• [EXERCISE AIM]: Which lines in the records below contain the word "pattern"? Copy each of them.

Dataset entries on figures
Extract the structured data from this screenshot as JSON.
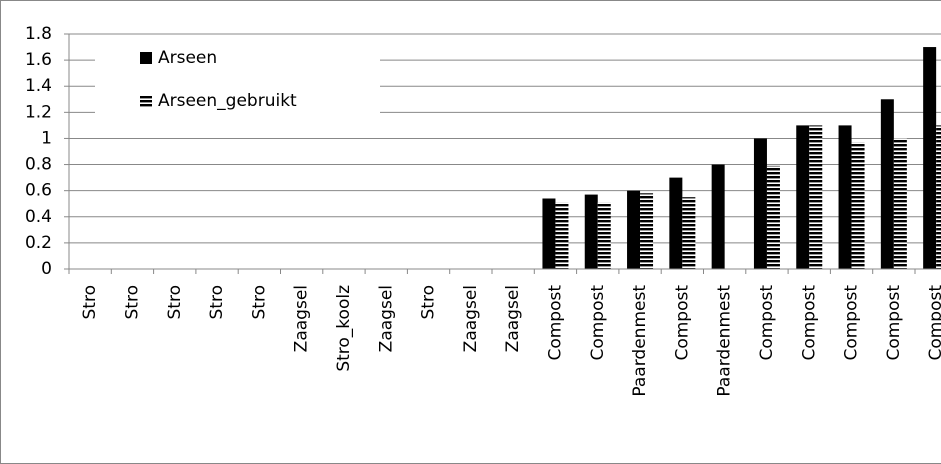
{
  "chart_data": {
    "type": "bar",
    "categories": [
      "Stro",
      "Stro",
      "Stro",
      "Stro",
      "Stro",
      "Zaagsel",
      "Stro_koolz",
      "Zaagsel",
      "Stro",
      "Zaagsel",
      "Zaagsel",
      "Compost",
      "Compost",
      "Paardenmest",
      "Compost",
      "Paardenmest",
      "Compost",
      "Compost",
      "Compost",
      "Compost",
      "Compost"
    ],
    "series": [
      {
        "name": "Arseen",
        "color": "#000000",
        "pattern": "solid",
        "values": [
          0,
          0,
          0,
          0,
          0,
          0,
          0,
          0,
          0,
          0,
          0,
          0.54,
          0.57,
          0.6,
          0.7,
          0.8,
          1.0,
          1.1,
          1.1,
          1.3,
          1.7
        ]
      },
      {
        "name": "Arseen_gebruikt",
        "color": "#000000",
        "pattern": "horizontal-stripes",
        "values": [
          0,
          0,
          0,
          0,
          0,
          0,
          0,
          0,
          0,
          0,
          0,
          0.51,
          0.51,
          0.58,
          0.55,
          null,
          0.79,
          1.1,
          0.97,
          1.0,
          1.1
        ]
      }
    ],
    "ylim": [
      0,
      1.8
    ],
    "yticks": [
      0,
      0.2,
      0.4,
      0.6,
      0.8,
      1,
      1.2,
      1.4,
      1.6,
      1.8
    ],
    "grid": true,
    "legend": "top-left"
  }
}
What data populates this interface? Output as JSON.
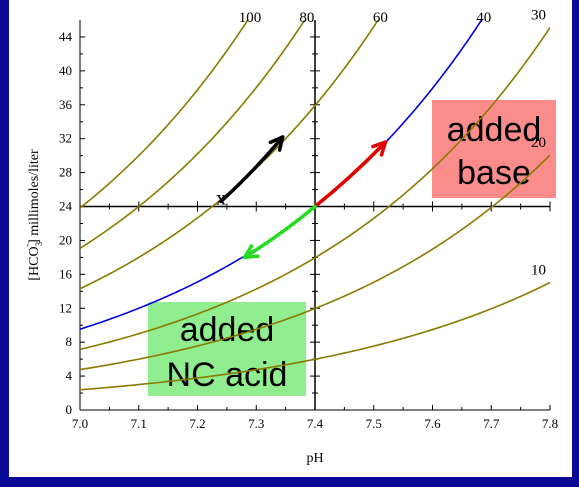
{
  "colors": {
    "frame": "#0a0a96",
    "plot_bg": "#ffffff",
    "isobar": "#8a7a00",
    "normal_pco2_line": "#0000e0",
    "arrow_metabolic_alkalosis": "#e00000",
    "arrow_metabolic_acidosis": "#22dd22",
    "arrow_other": "#000000",
    "base_box": "#fa8c8c",
    "acid_box": "#90ee90"
  },
  "chart_data": {
    "type": "line",
    "title": "",
    "xlabel": "pH",
    "ylabel": "[HCO3-] millimoles/liter",
    "ylabel_parts": {
      "pre": "[HCO",
      "sub": "3",
      "sup": "-",
      "post": "] millimoles/liter"
    },
    "xlim": [
      7.0,
      7.8
    ],
    "ylim": [
      0,
      46
    ],
    "x_ticks": [
      "7.0",
      "7.1",
      "7.2",
      "7.3",
      "7.4",
      "7.5",
      "7.6",
      "7.7",
      "7.8"
    ],
    "y_ticks": [
      "0",
      "4",
      "8",
      "12",
      "16",
      "20",
      "24",
      "28",
      "32",
      "36",
      "40",
      "44"
    ],
    "center_axes": {
      "x": 7.4,
      "y": 24
    },
    "series": [
      {
        "name": "100",
        "pco2": 100,
        "highlight": false
      },
      {
        "name": "80",
        "pco2": 80,
        "highlight": false
      },
      {
        "name": "60",
        "pco2": 60,
        "highlight": false
      },
      {
        "name": "40",
        "pco2": 40,
        "highlight": true
      },
      {
        "name": "30",
        "pco2": 30,
        "highlight": false
      },
      {
        "name": "20",
        "pco2": 20,
        "highlight": false
      },
      {
        "name": "10",
        "pco2": 10,
        "highlight": false
      }
    ],
    "arrows": [
      {
        "id": "alkalosis",
        "from": [
          7.4,
          24
        ],
        "to": [
          7.52,
          31.6
        ],
        "color": "#e00000"
      },
      {
        "id": "acidosis",
        "from": [
          7.4,
          24
        ],
        "to": [
          7.28,
          18.0
        ],
        "color": "#22dd22"
      },
      {
        "id": "compensation",
        "from": [
          7.24,
          24.6
        ],
        "to": [
          7.345,
          32.2
        ],
        "color": "#000000"
      }
    ],
    "markers": [
      {
        "x": 7.24,
        "y": 24.6,
        "symbol": "x"
      }
    ]
  },
  "annotations": {
    "base_box": {
      "line1": "added",
      "line2": "base"
    },
    "acid_box": {
      "line1": "added",
      "line2": "NC acid"
    },
    "marker_symbol": "x"
  }
}
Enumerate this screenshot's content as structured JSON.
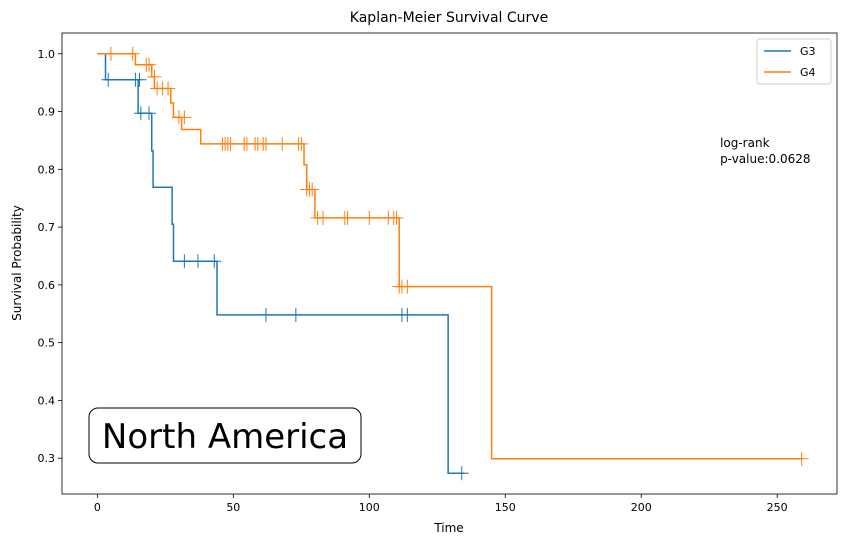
{
  "chart_data": {
    "type": "line",
    "title": "Kaplan-Meier Survival Curve",
    "xlabel": "Time",
    "ylabel": "Survival Probability",
    "xlim": [
      -13,
      272
    ],
    "ylim": [
      0.238,
      1.036
    ],
    "xticks": [
      {
        "value": 0,
        "label": "0"
      },
      {
        "value": 50,
        "label": "50"
      },
      {
        "value": 100,
        "label": "100"
      },
      {
        "value": 150,
        "label": "150"
      },
      {
        "value": 200,
        "label": "200"
      },
      {
        "value": 250,
        "label": "250"
      }
    ],
    "yticks": [
      {
        "value": 0.3,
        "label": "0.3"
      },
      {
        "value": 0.4,
        "label": "0.4"
      },
      {
        "value": 0.5,
        "label": "0.5"
      },
      {
        "value": 0.6,
        "label": "0.6"
      },
      {
        "value": 0.7,
        "label": "0.7"
      },
      {
        "value": 0.8,
        "label": "0.8"
      },
      {
        "value": 0.9,
        "label": "0.9"
      },
      {
        "value": 1.0,
        "label": "1.0"
      }
    ],
    "legend_position": "top-right",
    "grid": false,
    "series": [
      {
        "name": "G3",
        "color": "#1f77b4",
        "steps": [
          [
            0,
            1.0
          ],
          [
            3,
            0.955
          ],
          [
            15,
            0.897
          ],
          [
            20,
            0.832
          ],
          [
            20.5,
            0.769
          ],
          [
            27.5,
            0.705
          ],
          [
            28,
            0.641
          ],
          [
            44,
            0.548
          ],
          [
            129,
            0.274
          ],
          [
            135,
            0.274
          ]
        ],
        "censored": [
          [
            4,
            0.955
          ],
          [
            14,
            0.955
          ],
          [
            15.5,
            0.955
          ],
          [
            16,
            0.897
          ],
          [
            19,
            0.897
          ],
          [
            32,
            0.641
          ],
          [
            37,
            0.641
          ],
          [
            43,
            0.641
          ],
          [
            62,
            0.548
          ],
          [
            73,
            0.548
          ],
          [
            112,
            0.548
          ],
          [
            114,
            0.548
          ],
          [
            134,
            0.274
          ]
        ]
      },
      {
        "name": "G4",
        "color": "#ff7f0e",
        "steps": [
          [
            0,
            1.0
          ],
          [
            14,
            0.981
          ],
          [
            20,
            0.96
          ],
          [
            21,
            0.94
          ],
          [
            27,
            0.915
          ],
          [
            28,
            0.89
          ],
          [
            31,
            0.869
          ],
          [
            38,
            0.844
          ],
          [
            76,
            0.808
          ],
          [
            77,
            0.765
          ],
          [
            80,
            0.716
          ],
          [
            111,
            0.597
          ],
          [
            145,
            0.299
          ],
          [
            259,
            0.299
          ]
        ],
        "censored": [
          [
            5,
            1.0
          ],
          [
            13,
            1.0
          ],
          [
            18,
            0.981
          ],
          [
            19,
            0.981
          ],
          [
            21,
            0.96
          ],
          [
            22,
            0.94
          ],
          [
            24,
            0.94
          ],
          [
            26,
            0.94
          ],
          [
            30,
            0.89
          ],
          [
            32,
            0.89
          ],
          [
            46,
            0.844
          ],
          [
            47,
            0.844
          ],
          [
            48,
            0.844
          ],
          [
            49,
            0.844
          ],
          [
            54,
            0.844
          ],
          [
            55,
            0.844
          ],
          [
            58,
            0.844
          ],
          [
            59,
            0.844
          ],
          [
            61,
            0.844
          ],
          [
            62,
            0.844
          ],
          [
            68,
            0.844
          ],
          [
            74,
            0.844
          ],
          [
            75,
            0.844
          ],
          [
            77,
            0.765
          ],
          [
            78,
            0.765
          ],
          [
            79,
            0.765
          ],
          [
            81,
            0.716
          ],
          [
            83,
            0.716
          ],
          [
            91,
            0.716
          ],
          [
            92,
            0.716
          ],
          [
            100,
            0.716
          ],
          [
            107,
            0.716
          ],
          [
            109,
            0.716
          ],
          [
            110,
            0.716
          ],
          [
            111,
            0.597
          ],
          [
            112,
            0.597
          ],
          [
            114,
            0.597
          ],
          [
            259,
            0.299
          ]
        ]
      }
    ],
    "annotations": [
      {
        "lines": [
          "log-rank",
          "p-value:0.0628"
        ],
        "x": 229,
        "y": 0.825
      }
    ],
    "text_box": {
      "text": "North America",
      "color": "#0000ee"
    }
  }
}
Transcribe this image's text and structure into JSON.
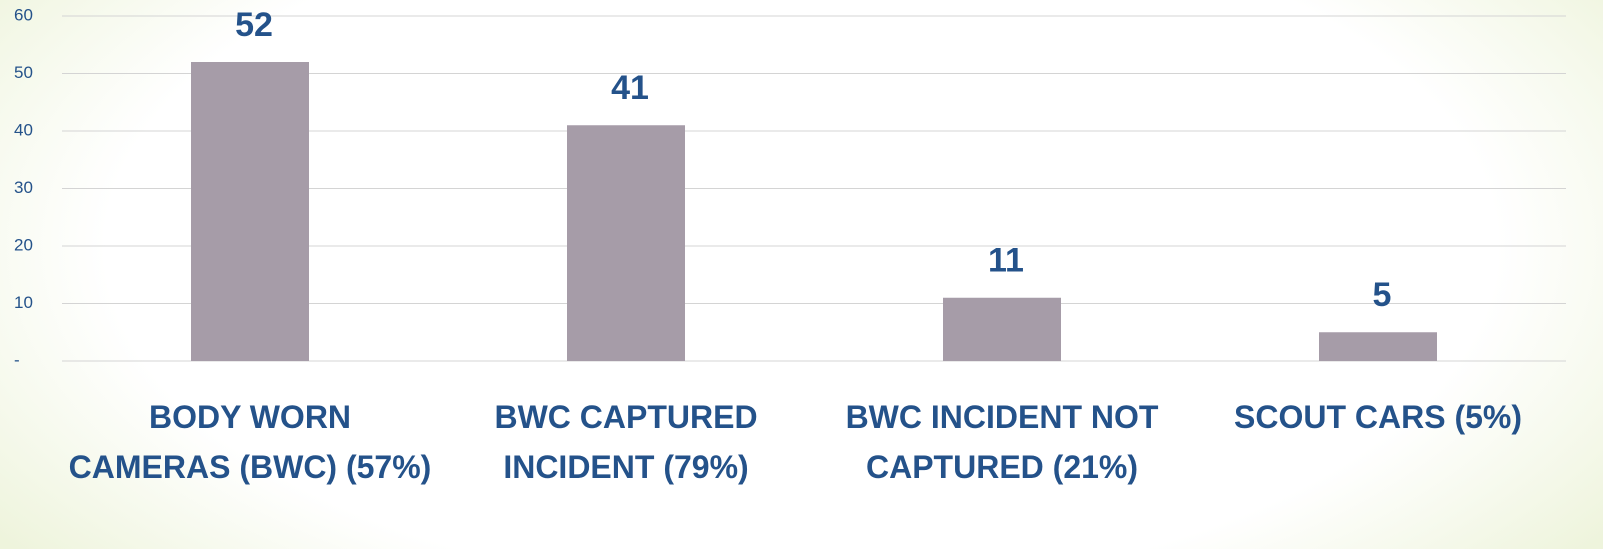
{
  "chart_data": {
    "type": "bar",
    "categories": [
      "BODY WORN CAMERAS (BWC) (57%)",
      "BWC CAPTURED INCIDENT (79%)",
      "BWC INCIDENT NOT CAPTURED (21%)",
      "SCOUT CARS (5%)"
    ],
    "values": [
      52,
      41,
      11,
      5
    ],
    "color": "#a69ca8",
    "ylim": [
      0,
      60
    ],
    "yticks": [
      {
        "value": 0,
        "label": "-"
      },
      10,
      20,
      30,
      40,
      50,
      60
    ],
    "grid": true
  }
}
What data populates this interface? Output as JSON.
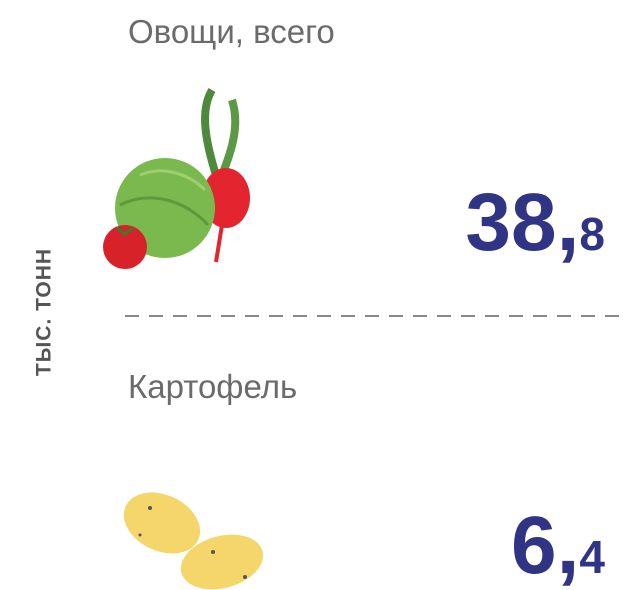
{
  "unit": "ТЫС. ТОНН",
  "items": [
    {
      "label": "Овощи, всего",
      "value": {
        "whole": "38,",
        "fraction": "8"
      }
    },
    {
      "label": "Картофель",
      "value": {
        "whole": "6,",
        "fraction": "4"
      }
    }
  ]
}
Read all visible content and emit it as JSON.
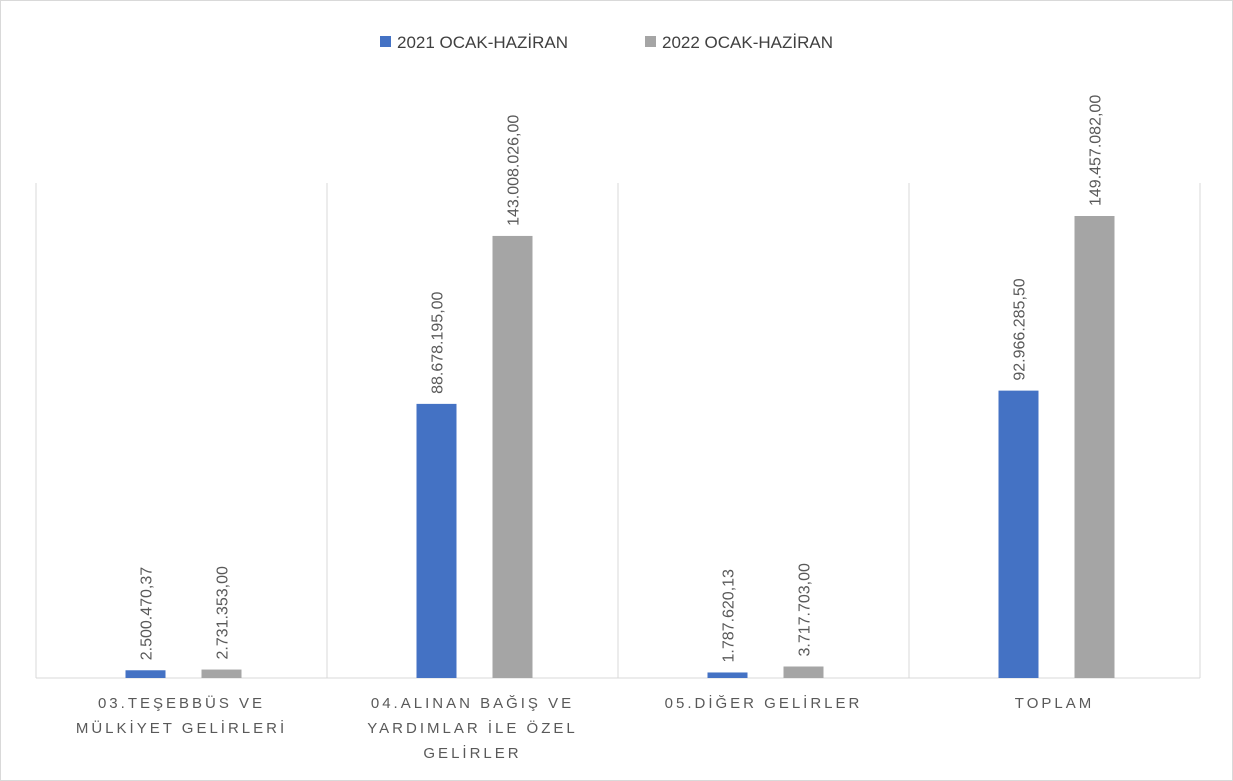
{
  "chart_data": {
    "type": "bar",
    "title": "",
    "categories": [
      [
        "03.TEŞEBBÜS VE",
        "MÜLKİYET GELİRLERİ"
      ],
      [
        "04.ALINAN BAĞIŞ VE",
        "YARDIMLAR İLE ÖZEL",
        "GELİRLER"
      ],
      [
        "05.DİĞER GELİRLER"
      ],
      [
        "TOPLAM"
      ]
    ],
    "series": [
      {
        "name": "2021 OCAK-HAZİRAN",
        "color": "#4472C4",
        "values": [
          2500470.37,
          88678195.0,
          1787620.13,
          92966285.5
        ],
        "labels": [
          "2.500.470,37",
          "88.678.195,00",
          "1.787.620,13",
          "92.966.285,50"
        ]
      },
      {
        "name": "2022 OCAK-HAZİRAN",
        "color": "#A5A5A5",
        "values": [
          2731353.0,
          143008026.0,
          3717703.0,
          149457082.0
        ],
        "labels": [
          "2.731.353,00",
          "143.008.026,00",
          "3.717.703,00",
          "149.457.082,00"
        ]
      }
    ],
    "ylim": [
      0,
      249000000
    ],
    "grid": "vertical category separators",
    "legend": "top-center"
  }
}
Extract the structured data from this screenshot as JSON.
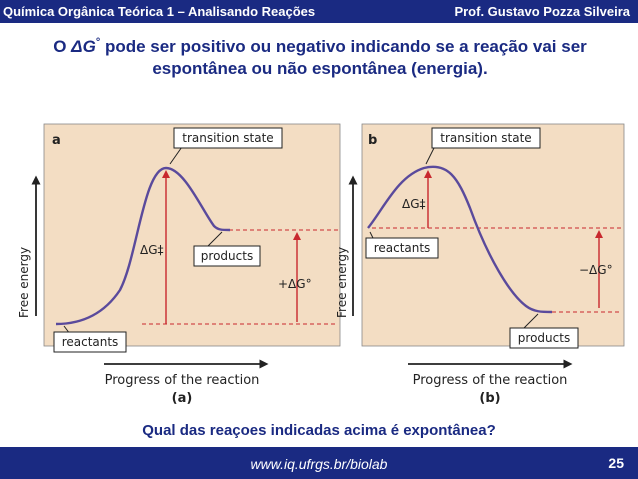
{
  "header": {
    "course": "Química Orgânica Teórica 1 – Analisando Reações",
    "author": "Prof. Gustavo Pozza Silveira"
  },
  "heading": {
    "prefix": "O ",
    "symbol": "ΔG",
    "degree": "°",
    "rest": " pode ser positivo ou negativo indicando se a reação vai ser espontânea ou não espontânea (energia)."
  },
  "figure": {
    "panel_a": {
      "letter": "a",
      "transition_label": "transition state",
      "dg_act_label": "ΔG‡",
      "products_label": "products",
      "reactants_label": "reactants",
      "dg_label": "+ΔG°",
      "xlabel": "Progress of the reaction",
      "ylabel": "Free energy",
      "caption": "(a)"
    },
    "panel_b": {
      "letter": "b",
      "transition_label": "transition state",
      "dg_act_label": "ΔG‡",
      "reactants_label": "reactants",
      "products_label": "products",
      "dg_label": "−ΔG°",
      "xlabel": "Progress of the reaction",
      "ylabel": "Free energy",
      "caption": "(b)"
    },
    "colors": {
      "background": "#f3ddc3",
      "curve": "#5a4a9c",
      "arrow_red": "#c8282e"
    }
  },
  "question": "Qual das reaçoes indicadas acima é expontânea?",
  "footer": {
    "url": "www.iq.ufrgs.br/biolab",
    "page": "25"
  }
}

• [TASK SOLUTION]:
        "pattern": "solid",
        "pattern": "horizontal-stripes",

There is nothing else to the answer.